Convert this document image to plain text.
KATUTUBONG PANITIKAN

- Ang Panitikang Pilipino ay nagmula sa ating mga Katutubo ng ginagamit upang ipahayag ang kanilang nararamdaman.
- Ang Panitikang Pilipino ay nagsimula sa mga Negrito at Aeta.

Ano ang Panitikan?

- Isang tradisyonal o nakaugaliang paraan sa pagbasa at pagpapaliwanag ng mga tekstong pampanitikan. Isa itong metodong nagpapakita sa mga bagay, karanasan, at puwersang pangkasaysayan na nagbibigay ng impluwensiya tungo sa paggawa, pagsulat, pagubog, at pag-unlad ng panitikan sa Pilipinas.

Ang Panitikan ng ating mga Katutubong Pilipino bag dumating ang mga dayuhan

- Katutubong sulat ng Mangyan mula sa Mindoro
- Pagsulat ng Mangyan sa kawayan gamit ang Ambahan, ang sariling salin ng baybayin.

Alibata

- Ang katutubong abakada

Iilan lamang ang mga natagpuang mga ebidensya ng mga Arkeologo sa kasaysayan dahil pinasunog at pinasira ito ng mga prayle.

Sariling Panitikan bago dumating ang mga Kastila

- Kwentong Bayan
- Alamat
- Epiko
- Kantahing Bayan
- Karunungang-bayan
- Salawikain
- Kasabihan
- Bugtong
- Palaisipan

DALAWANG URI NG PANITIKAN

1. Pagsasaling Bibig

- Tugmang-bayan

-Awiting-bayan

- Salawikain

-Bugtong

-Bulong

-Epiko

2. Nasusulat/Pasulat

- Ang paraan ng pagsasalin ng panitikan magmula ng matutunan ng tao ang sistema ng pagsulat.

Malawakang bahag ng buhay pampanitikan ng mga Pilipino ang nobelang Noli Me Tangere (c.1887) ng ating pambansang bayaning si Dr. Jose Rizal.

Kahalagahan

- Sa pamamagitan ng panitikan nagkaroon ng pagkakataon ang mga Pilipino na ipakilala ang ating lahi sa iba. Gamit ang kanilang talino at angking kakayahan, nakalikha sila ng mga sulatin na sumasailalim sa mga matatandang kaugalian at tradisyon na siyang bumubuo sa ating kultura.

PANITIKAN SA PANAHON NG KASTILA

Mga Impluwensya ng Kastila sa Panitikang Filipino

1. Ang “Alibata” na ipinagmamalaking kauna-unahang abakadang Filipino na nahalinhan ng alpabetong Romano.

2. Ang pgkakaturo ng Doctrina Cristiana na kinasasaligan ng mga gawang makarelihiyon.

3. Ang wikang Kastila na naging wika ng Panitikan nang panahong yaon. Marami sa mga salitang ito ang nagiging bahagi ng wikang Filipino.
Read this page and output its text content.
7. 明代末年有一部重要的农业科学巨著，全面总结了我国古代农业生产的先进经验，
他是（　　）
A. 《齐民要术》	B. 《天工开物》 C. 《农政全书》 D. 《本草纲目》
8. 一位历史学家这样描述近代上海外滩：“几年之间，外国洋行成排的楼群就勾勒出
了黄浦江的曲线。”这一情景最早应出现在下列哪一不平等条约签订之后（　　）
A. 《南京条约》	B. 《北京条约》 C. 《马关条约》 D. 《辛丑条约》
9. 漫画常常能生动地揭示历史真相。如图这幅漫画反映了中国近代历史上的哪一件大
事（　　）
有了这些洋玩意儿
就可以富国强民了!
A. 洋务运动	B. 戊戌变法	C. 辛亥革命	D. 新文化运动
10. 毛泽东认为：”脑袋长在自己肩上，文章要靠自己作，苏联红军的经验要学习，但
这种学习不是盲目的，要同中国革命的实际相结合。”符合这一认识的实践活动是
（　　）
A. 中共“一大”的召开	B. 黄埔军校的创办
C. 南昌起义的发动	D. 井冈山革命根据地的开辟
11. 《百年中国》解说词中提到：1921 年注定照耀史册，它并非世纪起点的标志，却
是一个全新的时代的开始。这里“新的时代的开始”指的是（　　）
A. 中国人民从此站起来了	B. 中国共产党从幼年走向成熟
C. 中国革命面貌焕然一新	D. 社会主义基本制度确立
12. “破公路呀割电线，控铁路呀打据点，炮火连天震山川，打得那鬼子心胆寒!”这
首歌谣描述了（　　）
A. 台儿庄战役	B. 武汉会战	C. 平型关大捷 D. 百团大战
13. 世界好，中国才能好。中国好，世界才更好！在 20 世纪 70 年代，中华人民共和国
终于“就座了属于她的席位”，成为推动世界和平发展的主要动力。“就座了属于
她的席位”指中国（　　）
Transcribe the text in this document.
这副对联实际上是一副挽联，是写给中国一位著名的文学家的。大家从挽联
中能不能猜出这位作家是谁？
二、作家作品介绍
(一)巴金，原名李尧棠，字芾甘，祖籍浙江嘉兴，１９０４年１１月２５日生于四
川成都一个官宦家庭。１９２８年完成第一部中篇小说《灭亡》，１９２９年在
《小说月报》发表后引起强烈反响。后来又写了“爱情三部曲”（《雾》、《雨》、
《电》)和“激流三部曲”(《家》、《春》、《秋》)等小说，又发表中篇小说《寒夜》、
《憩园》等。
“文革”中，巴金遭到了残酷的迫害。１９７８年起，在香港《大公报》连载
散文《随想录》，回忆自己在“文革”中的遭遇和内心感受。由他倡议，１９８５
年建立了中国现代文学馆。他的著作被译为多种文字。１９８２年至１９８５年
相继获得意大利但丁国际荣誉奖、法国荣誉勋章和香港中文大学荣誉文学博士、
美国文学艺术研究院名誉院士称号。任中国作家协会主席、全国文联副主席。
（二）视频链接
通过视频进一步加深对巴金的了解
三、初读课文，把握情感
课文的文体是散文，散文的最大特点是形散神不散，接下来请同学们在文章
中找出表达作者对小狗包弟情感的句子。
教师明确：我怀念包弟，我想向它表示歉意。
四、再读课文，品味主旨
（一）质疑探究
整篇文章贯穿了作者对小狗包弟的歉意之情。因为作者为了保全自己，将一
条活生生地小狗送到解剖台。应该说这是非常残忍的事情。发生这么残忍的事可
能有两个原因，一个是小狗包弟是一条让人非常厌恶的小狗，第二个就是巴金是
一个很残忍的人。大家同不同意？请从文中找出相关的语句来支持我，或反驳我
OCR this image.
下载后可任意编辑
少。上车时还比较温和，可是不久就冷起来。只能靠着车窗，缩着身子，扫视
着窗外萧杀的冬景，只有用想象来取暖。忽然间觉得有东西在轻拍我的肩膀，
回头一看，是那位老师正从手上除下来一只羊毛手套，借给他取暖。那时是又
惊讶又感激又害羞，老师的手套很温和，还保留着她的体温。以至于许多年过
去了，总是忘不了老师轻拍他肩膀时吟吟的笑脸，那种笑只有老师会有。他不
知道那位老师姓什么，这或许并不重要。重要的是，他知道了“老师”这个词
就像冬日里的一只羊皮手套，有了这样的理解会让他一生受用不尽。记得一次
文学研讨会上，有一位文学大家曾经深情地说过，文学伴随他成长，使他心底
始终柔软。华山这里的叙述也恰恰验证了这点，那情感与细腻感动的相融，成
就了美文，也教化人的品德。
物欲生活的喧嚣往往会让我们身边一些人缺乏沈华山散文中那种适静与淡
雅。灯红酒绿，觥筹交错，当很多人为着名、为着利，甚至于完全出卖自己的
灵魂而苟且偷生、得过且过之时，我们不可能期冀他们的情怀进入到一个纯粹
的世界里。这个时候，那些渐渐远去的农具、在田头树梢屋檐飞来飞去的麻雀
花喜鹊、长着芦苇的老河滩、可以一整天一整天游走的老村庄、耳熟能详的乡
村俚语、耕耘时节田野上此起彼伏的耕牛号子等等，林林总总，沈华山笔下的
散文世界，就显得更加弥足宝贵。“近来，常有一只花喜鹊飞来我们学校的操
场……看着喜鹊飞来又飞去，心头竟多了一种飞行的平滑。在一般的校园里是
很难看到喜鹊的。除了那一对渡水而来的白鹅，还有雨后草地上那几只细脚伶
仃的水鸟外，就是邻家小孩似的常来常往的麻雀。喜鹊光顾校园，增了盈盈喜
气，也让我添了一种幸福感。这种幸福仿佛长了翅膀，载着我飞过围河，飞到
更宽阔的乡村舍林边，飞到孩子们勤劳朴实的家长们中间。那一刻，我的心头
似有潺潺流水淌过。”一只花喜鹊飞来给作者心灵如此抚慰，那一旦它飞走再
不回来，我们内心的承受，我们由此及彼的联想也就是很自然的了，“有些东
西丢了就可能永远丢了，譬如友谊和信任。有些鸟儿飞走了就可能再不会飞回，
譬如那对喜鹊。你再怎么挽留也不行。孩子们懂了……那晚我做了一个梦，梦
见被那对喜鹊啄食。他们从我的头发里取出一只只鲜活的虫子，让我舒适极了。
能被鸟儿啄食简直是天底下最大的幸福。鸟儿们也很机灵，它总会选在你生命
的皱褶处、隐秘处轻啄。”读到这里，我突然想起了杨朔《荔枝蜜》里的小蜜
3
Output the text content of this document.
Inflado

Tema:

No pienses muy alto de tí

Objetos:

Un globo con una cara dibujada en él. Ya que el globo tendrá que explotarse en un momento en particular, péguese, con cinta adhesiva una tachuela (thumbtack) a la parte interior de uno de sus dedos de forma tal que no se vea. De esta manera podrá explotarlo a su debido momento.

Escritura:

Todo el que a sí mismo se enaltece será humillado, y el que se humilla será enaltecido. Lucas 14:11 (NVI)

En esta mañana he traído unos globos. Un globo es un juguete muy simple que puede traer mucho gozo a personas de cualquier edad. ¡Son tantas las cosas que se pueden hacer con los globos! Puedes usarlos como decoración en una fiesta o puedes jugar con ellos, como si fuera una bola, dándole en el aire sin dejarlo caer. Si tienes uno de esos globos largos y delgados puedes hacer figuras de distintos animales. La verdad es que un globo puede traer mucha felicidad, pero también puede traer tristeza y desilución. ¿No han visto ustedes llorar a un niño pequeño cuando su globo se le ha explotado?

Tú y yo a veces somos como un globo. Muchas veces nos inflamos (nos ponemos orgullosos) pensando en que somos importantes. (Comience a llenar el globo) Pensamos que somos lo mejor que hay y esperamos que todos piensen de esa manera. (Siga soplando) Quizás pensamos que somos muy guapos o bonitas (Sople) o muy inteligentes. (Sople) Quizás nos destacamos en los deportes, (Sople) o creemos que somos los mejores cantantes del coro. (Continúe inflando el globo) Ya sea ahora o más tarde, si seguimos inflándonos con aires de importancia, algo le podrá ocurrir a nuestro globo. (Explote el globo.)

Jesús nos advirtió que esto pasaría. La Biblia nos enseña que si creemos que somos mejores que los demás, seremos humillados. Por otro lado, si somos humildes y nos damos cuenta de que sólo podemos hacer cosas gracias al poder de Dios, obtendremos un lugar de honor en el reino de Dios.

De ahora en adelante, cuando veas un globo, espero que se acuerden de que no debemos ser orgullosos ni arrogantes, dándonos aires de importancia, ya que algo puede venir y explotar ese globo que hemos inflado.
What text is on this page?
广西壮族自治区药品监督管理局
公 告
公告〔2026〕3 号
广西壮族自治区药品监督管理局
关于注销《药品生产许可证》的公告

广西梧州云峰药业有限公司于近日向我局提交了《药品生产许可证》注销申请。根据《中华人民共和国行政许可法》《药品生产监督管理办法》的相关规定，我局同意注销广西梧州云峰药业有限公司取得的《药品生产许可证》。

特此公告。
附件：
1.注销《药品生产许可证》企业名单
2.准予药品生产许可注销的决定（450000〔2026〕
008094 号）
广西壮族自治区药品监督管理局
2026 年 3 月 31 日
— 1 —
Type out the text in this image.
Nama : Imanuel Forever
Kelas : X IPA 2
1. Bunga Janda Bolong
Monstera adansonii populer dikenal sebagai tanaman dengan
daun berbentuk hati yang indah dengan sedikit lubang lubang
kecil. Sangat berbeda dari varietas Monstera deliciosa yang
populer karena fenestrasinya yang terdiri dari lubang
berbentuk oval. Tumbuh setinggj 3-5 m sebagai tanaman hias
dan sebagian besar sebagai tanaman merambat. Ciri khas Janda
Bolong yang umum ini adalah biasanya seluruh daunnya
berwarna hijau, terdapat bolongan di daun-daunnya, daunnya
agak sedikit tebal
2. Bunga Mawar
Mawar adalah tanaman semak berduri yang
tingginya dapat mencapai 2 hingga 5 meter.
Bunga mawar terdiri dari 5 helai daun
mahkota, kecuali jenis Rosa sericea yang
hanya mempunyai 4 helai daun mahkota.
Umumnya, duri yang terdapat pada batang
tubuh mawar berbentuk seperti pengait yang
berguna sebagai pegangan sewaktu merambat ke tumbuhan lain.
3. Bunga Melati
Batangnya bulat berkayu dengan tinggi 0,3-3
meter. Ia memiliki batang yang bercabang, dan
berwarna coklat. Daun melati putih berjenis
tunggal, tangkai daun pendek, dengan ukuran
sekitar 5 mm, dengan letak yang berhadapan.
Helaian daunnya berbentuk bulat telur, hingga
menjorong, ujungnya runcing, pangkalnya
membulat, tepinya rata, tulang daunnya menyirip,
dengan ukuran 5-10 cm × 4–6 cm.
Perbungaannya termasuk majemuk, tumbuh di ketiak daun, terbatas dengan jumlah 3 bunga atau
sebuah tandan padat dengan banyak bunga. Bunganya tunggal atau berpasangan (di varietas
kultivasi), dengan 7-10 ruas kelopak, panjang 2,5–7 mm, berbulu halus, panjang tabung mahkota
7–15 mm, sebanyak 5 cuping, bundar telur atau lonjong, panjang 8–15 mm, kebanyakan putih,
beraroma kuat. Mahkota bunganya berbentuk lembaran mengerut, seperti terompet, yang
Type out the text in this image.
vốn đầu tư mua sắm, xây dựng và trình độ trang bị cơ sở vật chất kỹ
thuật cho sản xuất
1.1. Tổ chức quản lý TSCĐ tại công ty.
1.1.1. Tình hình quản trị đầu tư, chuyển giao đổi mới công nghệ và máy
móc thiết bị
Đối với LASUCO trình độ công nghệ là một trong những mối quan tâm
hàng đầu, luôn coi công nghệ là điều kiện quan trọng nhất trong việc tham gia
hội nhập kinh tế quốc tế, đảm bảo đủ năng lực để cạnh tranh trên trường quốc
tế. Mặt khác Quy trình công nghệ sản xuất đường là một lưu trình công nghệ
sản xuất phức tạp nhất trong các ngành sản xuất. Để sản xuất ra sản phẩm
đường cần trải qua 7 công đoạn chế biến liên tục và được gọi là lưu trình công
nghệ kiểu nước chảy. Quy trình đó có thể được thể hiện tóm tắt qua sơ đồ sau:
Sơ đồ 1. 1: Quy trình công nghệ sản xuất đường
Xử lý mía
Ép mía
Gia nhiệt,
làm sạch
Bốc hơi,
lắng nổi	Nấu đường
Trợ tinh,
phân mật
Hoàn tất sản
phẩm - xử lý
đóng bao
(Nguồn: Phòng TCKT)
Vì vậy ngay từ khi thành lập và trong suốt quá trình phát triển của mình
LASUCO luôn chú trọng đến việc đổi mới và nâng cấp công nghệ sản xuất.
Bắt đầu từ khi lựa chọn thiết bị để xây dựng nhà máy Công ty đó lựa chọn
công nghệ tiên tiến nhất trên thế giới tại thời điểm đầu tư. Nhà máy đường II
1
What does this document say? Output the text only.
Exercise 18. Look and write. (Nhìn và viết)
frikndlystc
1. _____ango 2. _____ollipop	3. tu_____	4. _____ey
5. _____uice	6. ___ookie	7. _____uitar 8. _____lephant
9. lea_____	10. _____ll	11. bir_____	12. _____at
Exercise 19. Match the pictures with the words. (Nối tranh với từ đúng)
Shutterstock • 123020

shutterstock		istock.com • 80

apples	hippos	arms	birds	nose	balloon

Problem
Your task is to gather all lines from the entries above that hold the word "puede".

Problem solution
En esta mañana he traído unos globos. Un globo es un juguete muy simple que puede traer mucho gozo a personas de cualquier edad. ¡Son tantas las cosas que se pueden hacer con los globos! Puedes usarlos como decoración en una fiesta o puedes jugar con ellos, como si fuera una bola, dándole en el aire sin dejarlo caer. Si tienes uno de esos globos largos y delgados puedes hacer figuras de distintos animales. La verdad es que un globo puede traer mucha felicidad, pero también puede traer tristeza y desilución. ¿No han visto ustedes llorar a un niño pequeño cuando su globo se le ha explotado?
De ahora en adelante, cuando veas un globo, espero que se acuerden de que no debemos ser orgullosos ni arrogantes, dándonos aires de importancia, ya que algo puede venir y explotar ese globo que hemos inflado.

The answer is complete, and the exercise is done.